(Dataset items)
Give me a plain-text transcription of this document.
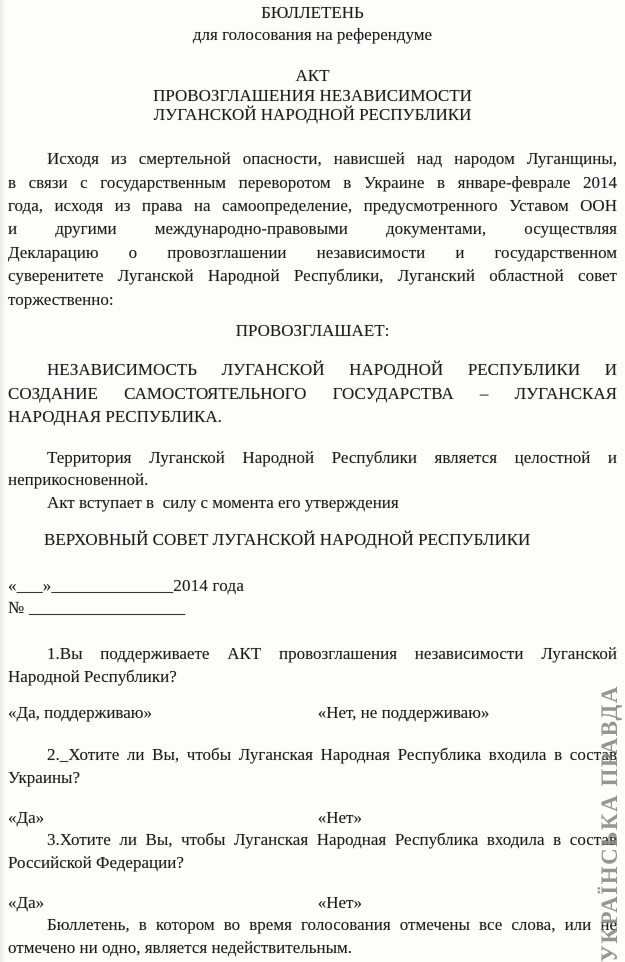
УКРАЇНСЬКА ПРАВДА
БЮЛЛЕТЕНЬ
для голосования на референдуме
АКТ
ПРОВОЗГЛАШЕНИЯ НЕЗАВИСИМОСТИ
ЛУГАНСКОЙ НАРОДНОЙ РЕСПУБЛИКИ
Исходя из смертельной опасности, нависшей над народом Луганщины,
в связи с государственным переворотом в Украине в январе-феврале 2014
года, исходя из права на самоопределение, предусмотренного Уставом ООН
и другими международно-правовыми документами, осуществляя
Декларацию о провозглашении независимости и государственном
суверенитете Луганской Народной Республики, Луганский областной совет
торжественно:
ПРОВОЗГЛАШАЕТ:
НЕЗАВИСИМОСТЬ ЛУГАНСКОЙ НАРОДНОЙ РЕСПУБЛИКИ И
СОЗДАНИЕ САМОСТОЯТЕЛЬНОГО ГОСУДАРСТВА – ЛУГАНСКАЯ
НАРОДНАЯ РЕСПУБЛИКА.
Территория Луганской Народной Республики является целостной и
неприкосновенной.
Акт вступает в  силу с момента его утверждения
ВЕРХОВНЫЙ СОВЕТ ЛУГАНСКОЙ НАРОДНОЙ РЕСПУБЛИКИ
«___»______________2014 года
№ __________________
1.Вы поддерживаете АКТ провозглашения независимости Луганской
Народной Республики?
«Да, поддерживаю»	«Нет, не поддерживаю»
2._Хотите ли Вы, чтобы Луганская Народная Республика входила в состав
Украины?
«Да»	«Нет»
3.Хотите ли Вы, чтобы Луганская Народная Республика входила в состав
Российской Федерации?
«Да»	«Нет»
Бюллетень, в котором во время голосования отмечены все слова, или не
отмечено ни одно, является недействительным.
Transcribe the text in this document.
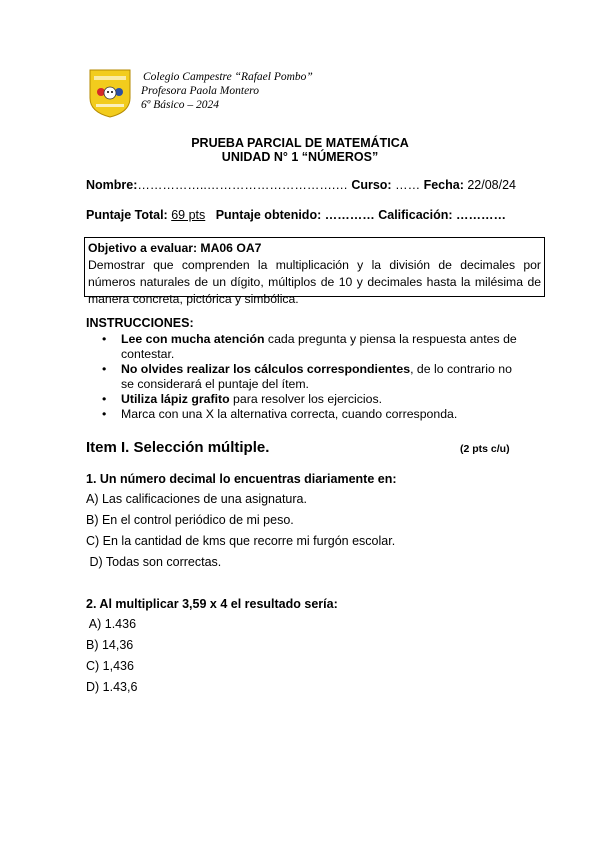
Colegio Campestre “Rafael Pombo”
Profesora Paola Montero
6º Básico – 2024
PRUEBA PARCIAL DE MATEMÁTICA
UNIDAD N° 1 “NÚMEROS”
Nombre:……………..………………………….… Curso: …… Fecha: 22/08/24
Puntaje Total: 69 pts Puntaje obtenido: ………… Calificación: …………
Objetivo a evaluar: MA06 OA7
Demostrar que comprenden la multiplicación y la división de decimales por números naturales de un dígito, múltiplos de 10 y decimales hasta la milésima de manera concreta, pictórica y simbólica.
INSTRUCCIONES:
• Lee con mucha atención cada pregunta y piensa la respuesta antes de contestar.
• No olvides realizar los cálculos correspondientes, de lo contrario no se considerará el puntaje del ítem.
• Utiliza lápiz grafito para resolver los ejercicios.
• Marca con una X la alternativa correcta, cuando corresponda.
Item I. Selección múltiple.	(2 pts c/u)
1. Un número decimal lo encuentras diariamente en:
A) Las calificaciones de una asignatura.
B) En el control periódico de mi peso.
C) En la cantidad de kms que recorre mi furgón escolar.
D) Todas son correctas.
2. Al multiplicar 3,59 x 4 el resultado sería:
A) 1.436
B) 14,36
C) 1,436
D) 1.43,6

> _Written problem_: Report every line in the data above in which the word "голосования" appears.

> _Task output_:
для голосования на референдуме
Бюллетень, в котором во время голосования отмечены все слова, или не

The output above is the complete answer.